**What is needed:** For this exercise, copy out each line of the material below that includes "background".

**Source data:**
━━━━━━━━

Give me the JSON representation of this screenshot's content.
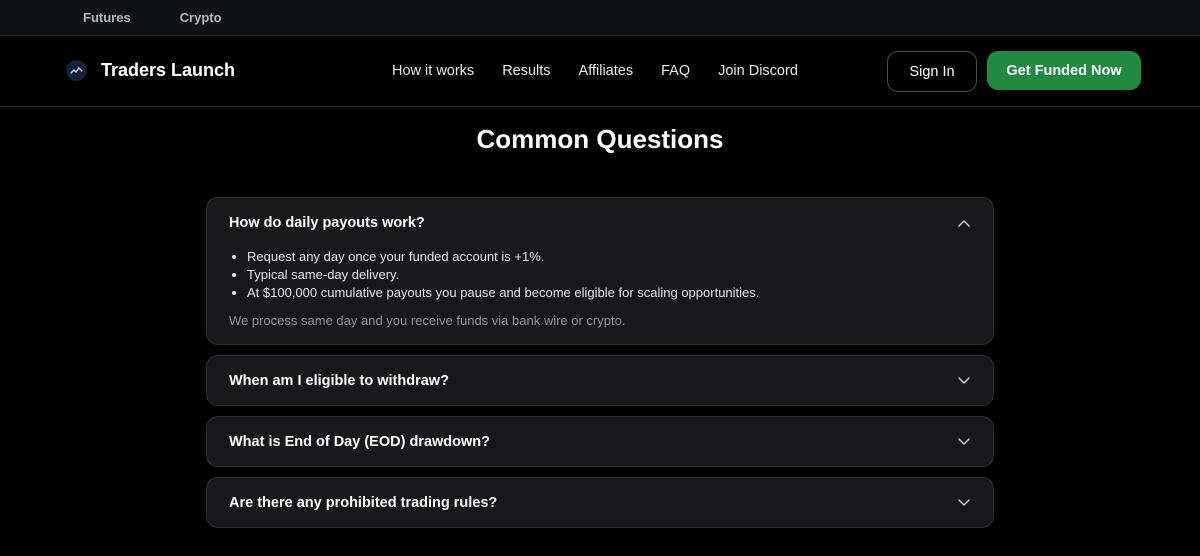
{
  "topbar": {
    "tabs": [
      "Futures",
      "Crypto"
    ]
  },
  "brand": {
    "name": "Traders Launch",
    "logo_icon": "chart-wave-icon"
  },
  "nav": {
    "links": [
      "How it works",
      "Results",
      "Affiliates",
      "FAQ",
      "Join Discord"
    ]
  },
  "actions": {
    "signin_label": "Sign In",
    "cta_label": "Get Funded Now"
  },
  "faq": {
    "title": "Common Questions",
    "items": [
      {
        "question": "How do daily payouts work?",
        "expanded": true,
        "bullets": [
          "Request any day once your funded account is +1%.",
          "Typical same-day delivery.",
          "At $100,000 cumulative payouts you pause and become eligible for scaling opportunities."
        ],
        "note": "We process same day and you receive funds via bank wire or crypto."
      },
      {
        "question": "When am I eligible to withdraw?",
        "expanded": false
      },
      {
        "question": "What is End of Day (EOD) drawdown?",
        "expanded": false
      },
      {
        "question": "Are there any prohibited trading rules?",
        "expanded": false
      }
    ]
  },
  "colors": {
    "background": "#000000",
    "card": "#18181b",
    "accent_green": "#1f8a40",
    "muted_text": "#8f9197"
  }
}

━━━━━━━━

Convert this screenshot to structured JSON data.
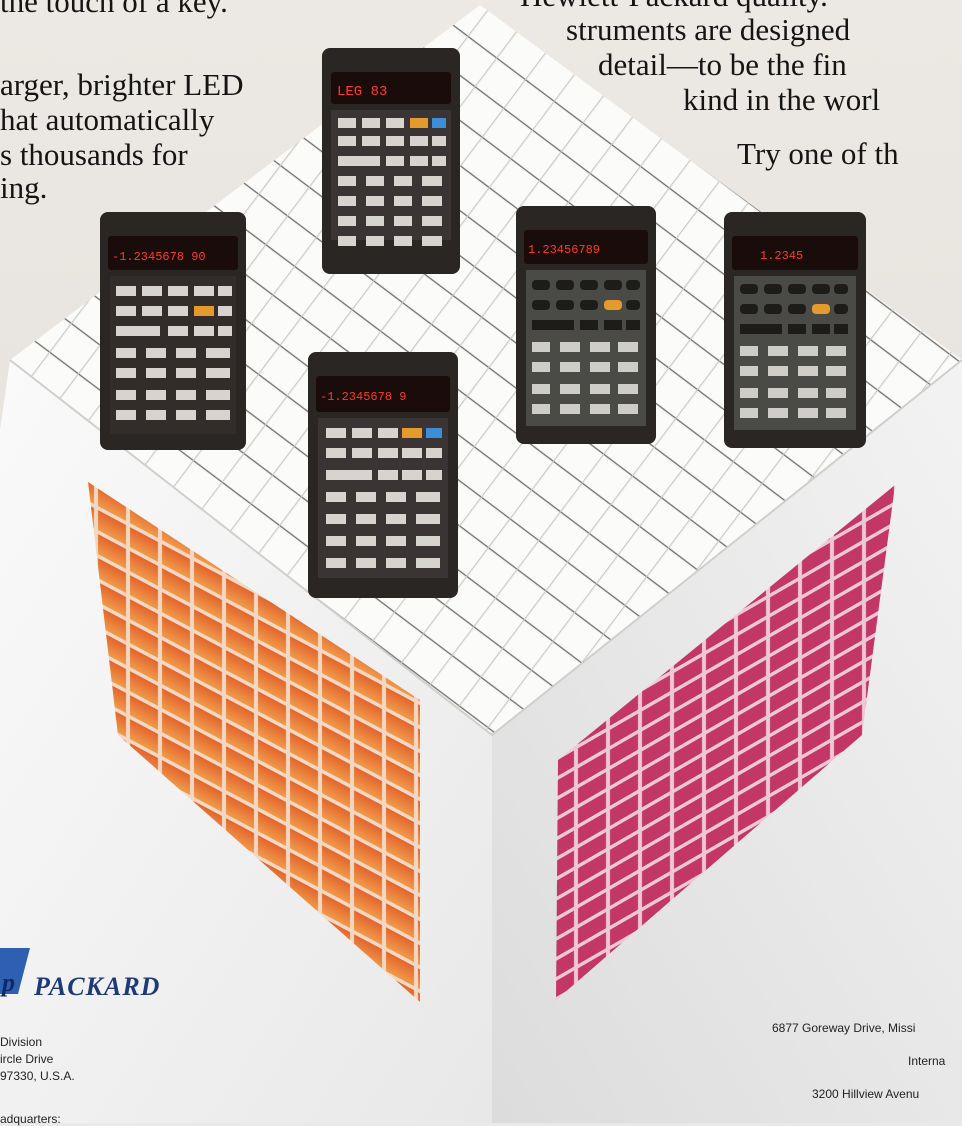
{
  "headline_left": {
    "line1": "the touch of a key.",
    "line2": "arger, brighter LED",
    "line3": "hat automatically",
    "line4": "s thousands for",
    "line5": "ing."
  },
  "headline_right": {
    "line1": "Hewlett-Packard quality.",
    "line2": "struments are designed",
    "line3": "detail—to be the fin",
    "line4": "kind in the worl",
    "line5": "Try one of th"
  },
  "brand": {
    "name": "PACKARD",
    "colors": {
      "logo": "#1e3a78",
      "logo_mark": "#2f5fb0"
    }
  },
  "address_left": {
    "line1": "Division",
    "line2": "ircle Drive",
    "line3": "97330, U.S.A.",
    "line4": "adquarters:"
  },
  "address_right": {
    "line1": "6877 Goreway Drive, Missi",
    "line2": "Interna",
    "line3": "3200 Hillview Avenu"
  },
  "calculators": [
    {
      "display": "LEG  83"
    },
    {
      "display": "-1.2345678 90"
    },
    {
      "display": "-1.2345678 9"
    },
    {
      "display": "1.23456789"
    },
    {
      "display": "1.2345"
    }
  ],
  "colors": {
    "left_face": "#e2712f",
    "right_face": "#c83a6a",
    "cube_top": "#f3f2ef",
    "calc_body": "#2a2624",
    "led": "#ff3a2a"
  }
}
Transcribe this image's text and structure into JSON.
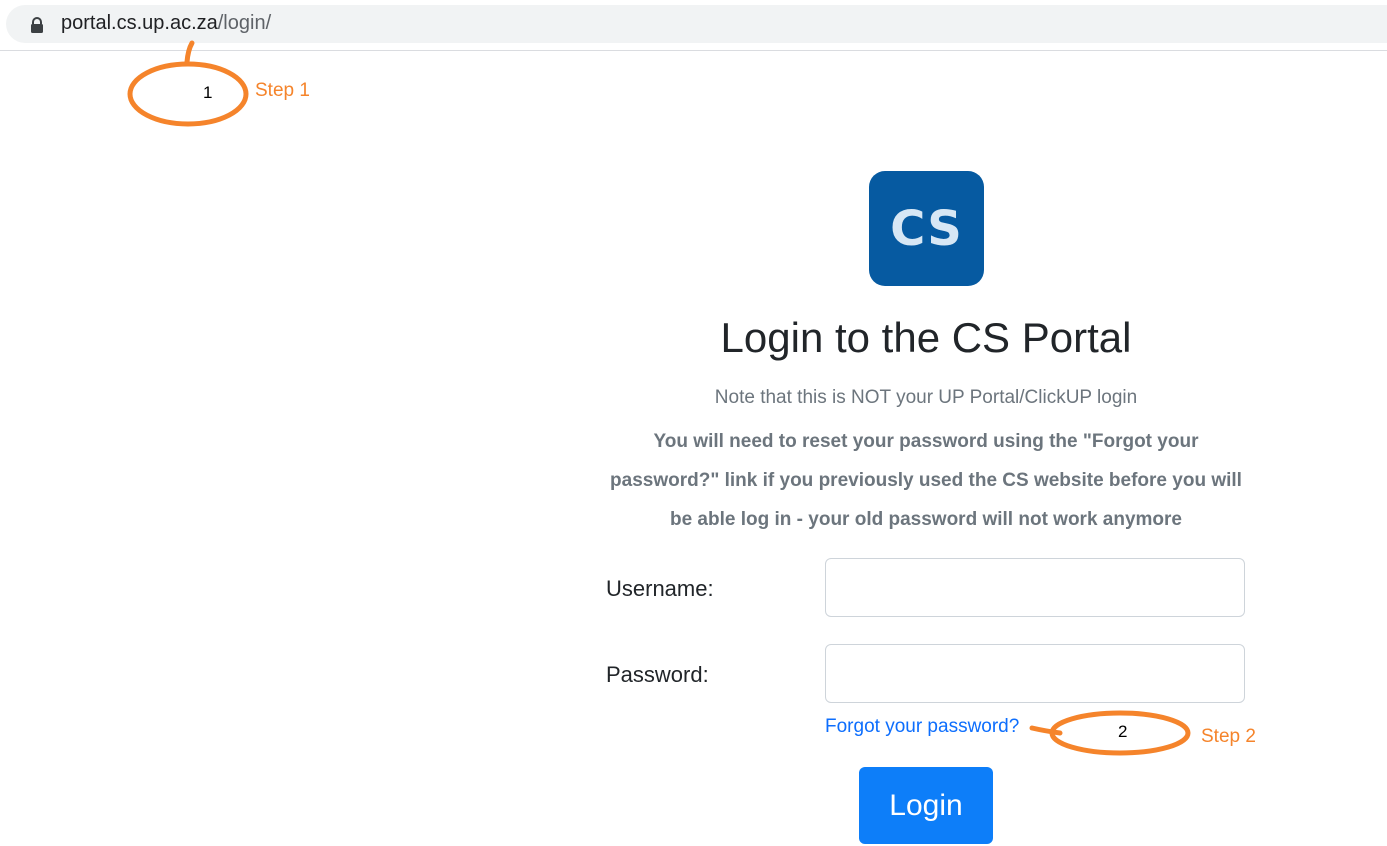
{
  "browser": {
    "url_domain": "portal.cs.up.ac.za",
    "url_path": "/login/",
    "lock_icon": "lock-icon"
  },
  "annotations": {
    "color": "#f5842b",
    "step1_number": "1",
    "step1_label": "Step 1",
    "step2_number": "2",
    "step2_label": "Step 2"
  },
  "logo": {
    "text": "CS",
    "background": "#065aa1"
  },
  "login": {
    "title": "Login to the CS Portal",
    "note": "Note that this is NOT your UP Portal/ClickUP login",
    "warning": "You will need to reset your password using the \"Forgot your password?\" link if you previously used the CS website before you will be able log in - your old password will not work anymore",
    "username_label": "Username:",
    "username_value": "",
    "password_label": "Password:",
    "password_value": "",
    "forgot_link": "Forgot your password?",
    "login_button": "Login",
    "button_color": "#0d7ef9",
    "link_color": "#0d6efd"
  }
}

━━━━━━━━

**Expected answer:**
    "background": "#000000",
    "background": "#065aa1"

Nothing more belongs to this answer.